**Prompt**
Quote all entries in full, exactly.

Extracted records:
--------------------

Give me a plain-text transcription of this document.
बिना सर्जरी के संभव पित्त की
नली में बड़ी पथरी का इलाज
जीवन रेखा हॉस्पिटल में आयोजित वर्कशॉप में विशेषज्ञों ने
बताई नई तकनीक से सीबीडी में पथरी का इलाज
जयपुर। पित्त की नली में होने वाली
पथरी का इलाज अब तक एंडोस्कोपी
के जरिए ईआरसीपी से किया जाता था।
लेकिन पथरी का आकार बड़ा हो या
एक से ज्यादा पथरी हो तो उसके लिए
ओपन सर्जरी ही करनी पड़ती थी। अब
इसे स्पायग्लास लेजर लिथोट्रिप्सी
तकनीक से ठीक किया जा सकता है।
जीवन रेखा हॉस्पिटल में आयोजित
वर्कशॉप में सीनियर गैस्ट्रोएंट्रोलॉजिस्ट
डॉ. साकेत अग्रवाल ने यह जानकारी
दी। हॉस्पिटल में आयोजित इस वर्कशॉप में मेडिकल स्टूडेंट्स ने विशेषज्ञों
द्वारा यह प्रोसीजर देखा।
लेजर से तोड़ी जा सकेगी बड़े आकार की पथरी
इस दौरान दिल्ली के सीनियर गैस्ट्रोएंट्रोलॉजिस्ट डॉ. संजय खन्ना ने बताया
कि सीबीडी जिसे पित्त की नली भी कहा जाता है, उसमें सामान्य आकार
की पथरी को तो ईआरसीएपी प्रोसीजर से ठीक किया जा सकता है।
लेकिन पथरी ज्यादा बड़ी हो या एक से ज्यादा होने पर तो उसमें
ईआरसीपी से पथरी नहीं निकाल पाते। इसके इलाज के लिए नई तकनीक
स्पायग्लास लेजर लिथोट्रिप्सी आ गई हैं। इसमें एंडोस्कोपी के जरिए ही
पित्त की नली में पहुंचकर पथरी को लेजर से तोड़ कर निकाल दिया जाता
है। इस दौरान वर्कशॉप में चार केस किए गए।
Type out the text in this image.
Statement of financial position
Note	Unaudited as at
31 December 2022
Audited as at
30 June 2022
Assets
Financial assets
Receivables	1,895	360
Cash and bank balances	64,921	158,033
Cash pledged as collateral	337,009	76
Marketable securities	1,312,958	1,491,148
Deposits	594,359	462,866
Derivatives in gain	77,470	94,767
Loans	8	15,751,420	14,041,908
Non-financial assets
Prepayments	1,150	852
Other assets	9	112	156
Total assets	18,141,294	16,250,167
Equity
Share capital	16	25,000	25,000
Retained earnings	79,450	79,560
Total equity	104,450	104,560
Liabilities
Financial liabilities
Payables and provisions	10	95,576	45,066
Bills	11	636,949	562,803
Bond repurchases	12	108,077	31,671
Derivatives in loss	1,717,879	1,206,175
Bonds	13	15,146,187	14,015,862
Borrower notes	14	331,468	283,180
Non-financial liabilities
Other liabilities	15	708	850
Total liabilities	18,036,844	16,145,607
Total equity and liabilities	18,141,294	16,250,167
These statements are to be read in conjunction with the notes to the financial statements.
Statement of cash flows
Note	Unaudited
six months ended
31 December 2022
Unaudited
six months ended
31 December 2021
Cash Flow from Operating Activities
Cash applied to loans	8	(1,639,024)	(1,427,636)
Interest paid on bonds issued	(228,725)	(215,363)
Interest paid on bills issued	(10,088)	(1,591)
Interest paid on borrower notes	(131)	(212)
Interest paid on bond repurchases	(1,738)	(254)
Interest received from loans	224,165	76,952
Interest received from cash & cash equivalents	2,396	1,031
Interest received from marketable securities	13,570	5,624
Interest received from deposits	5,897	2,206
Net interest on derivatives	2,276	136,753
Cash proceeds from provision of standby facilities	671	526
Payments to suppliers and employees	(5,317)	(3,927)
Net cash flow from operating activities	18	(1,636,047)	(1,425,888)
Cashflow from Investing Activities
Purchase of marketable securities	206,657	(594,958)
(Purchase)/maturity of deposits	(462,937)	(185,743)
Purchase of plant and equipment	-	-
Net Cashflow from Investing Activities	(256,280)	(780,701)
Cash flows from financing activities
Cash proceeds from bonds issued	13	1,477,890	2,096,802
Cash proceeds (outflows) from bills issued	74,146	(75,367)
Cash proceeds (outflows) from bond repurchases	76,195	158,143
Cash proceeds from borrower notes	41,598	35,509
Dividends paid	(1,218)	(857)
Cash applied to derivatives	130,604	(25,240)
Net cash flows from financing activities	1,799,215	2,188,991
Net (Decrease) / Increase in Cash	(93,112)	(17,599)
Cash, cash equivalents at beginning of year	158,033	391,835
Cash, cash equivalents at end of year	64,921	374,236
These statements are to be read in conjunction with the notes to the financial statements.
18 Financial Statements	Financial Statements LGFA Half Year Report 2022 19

--------------------

**In response**
Give me a plain-text transcription of this document.
बिना सर्जरी के संभव पित्त की
नली में बड़ी पथरी का इलाज
जीवन रेखा हॉस्पिटल में आयोजित वर्कशॉप में विशेषज्ञों ने
बताई नई तकनीक से सीबीडी में पथरी का इलाज
जयपुर। पित्त की नली में होने वाली
पथरी का इलाज अब तक एंडोस्कोपी
के जरिए ईआरसीपी से किया जाता था।
लेकिन पथरी का आकार बड़ा हो या
एक से ज्यादा पथरी हो तो उसके लिए
ओपन सर्जरी ही करनी पड़ती थी। अब
इसे स्पायग्लास लेजर लिथोट्रिप्सी
तकनीक से ठीक किया जा सकता है।
जीवन रेखा हॉस्पिटल में आयोजित
वर्कशॉप में सीनियर गैस्ट्रोएंट्रोलॉजिस्ट
डॉ. साकेत अग्रवाल ने यह जानकारी
दी। हॉस्पिटल में आयोजित इस वर्कशॉप में मेडिकल स्टूडेंट्स ने विशेषज्ञों
द्वारा यह प्रोसीजर देखा।
लेजर से तोड़ी जा सकेगी बड़े आकार की पथरी
इस दौरान दिल्ली के सीनियर गैस्ट्रोएंट्रोलॉजिस्ट डॉ. संजय खन्ना ने बताया
कि सीबीडी जिसे पित्त की नली भी कहा जाता है, उसमें सामान्य आकार
की पथरी को तो ईआरसीएपी प्रोसीजर से ठीक किया जा सकता है।
लेकिन पथरी ज्यादा बड़ी हो या एक से ज्यादा होने पर तो उसमें
ईआरसीपी से पथरी नहीं निकाल पाते। इसके इलाज के लिए नई तकनीक
स्पायग्लास लेजर लिथोट्रिप्सी आ गई हैं। इसमें एंडोस्कोपी के जरिए ही
पित्त की नली में पहुंचकर पथरी को लेजर से तोड़ कर निकाल दिया जाता
है। इस दौरान वर्कशॉप में चार केस किए गए।
Type out the text in this image.
Statement of financial position
Note	Unaudited as at
31 December 2022
Audited as at
30 June 2022
Assets
Financial assets
Receivables	1,895	360
Cash and bank balances	64,921	158,033
Cash pledged as collateral	337,009	76
Marketable securities	1,312,958	1,491,148
Deposits	594,359	462,866
Derivatives in gain	77,470	94,767
Loans	8	15,751,420	14,041,908
Non-financial assets
Prepayments	1,150	852
Other assets	9	112	156
Total assets	18,141,294	16,250,167
Equity
Share capital	16	25,000	25,000
Retained earnings	79,450	79,560
Total equity	104,450	104,560
Liabilities
Financial liabilities
Payables and provisions	10	95,576	45,066
Bills	11	636,949	562,803
Bond repurchases	12	108,077	31,671
Derivatives in loss	1,717,879	1,206,175
Bonds	13	15,146,187	14,015,862
Borrower notes	14	331,468	283,180
Non-financial liabilities
Other liabilities	15	708	850
Total liabilities	18,036,844	16,145,607
Total equity and liabilities	18,141,294	16,250,167
These statements are to be read in conjunction with the notes to the financial statements.
Statement of cash flows
Note	Unaudited
six months ended
31 December 2022
Unaudited
six months ended
31 December 2021
Cash Flow from Operating Activities
Cash applied to loans	8	(1,639,024)	(1,427,636)
Interest paid on bonds issued	(228,725)	(215,363)
Interest paid on bills issued	(10,088)	(1,591)
Interest paid on borrower notes	(131)	(212)
Interest paid on bond repurchases	(1,738)	(254)
Interest received from loans	224,165	76,952
Interest received from cash & cash equivalents	2,396	1,031
Interest received from marketable securities	13,570	5,624
Interest received from deposits	5,897	2,206
Net interest on derivatives	2,276	136,753
Cash proceeds from provision of standby facilities	671	526
Payments to suppliers and employees	(5,317)	(3,927)
Net cash flow from operating activities	18	(1,636,047)	(1,425,888)
Cashflow from Investing Activities
Purchase of marketable securities	206,657	(594,958)
(Purchase)/maturity of deposits	(462,937)	(185,743)
Purchase of plant and equipment	-	-
Net Cashflow from Investing Activities	(256,280)	(780,701)
Cash flows from financing activities
Cash proceeds from bonds issued	13	1,477,890	2,096,802
Cash proceeds (outflows) from bills issued	74,146	(75,367)
Cash proceeds (outflows) from bond repurchases	76,195	158,143
Cash proceeds from borrower notes	41,598	35,509
Dividends paid	(1,218)	(857)
Cash applied to derivatives	130,604	(25,240)
Net cash flows from financing activities	1,799,215	2,188,991
Net (Decrease) / Increase in Cash	(93,112)	(17,599)
Cash, cash equivalents at beginning of year	158,033	391,835
Cash, cash equivalents at end of year	64,921	374,236
These statements are to be read in conjunction with the notes to the financial statements.
18 Financial Statements	Financial Statements LGFA Half Year Report 2022 19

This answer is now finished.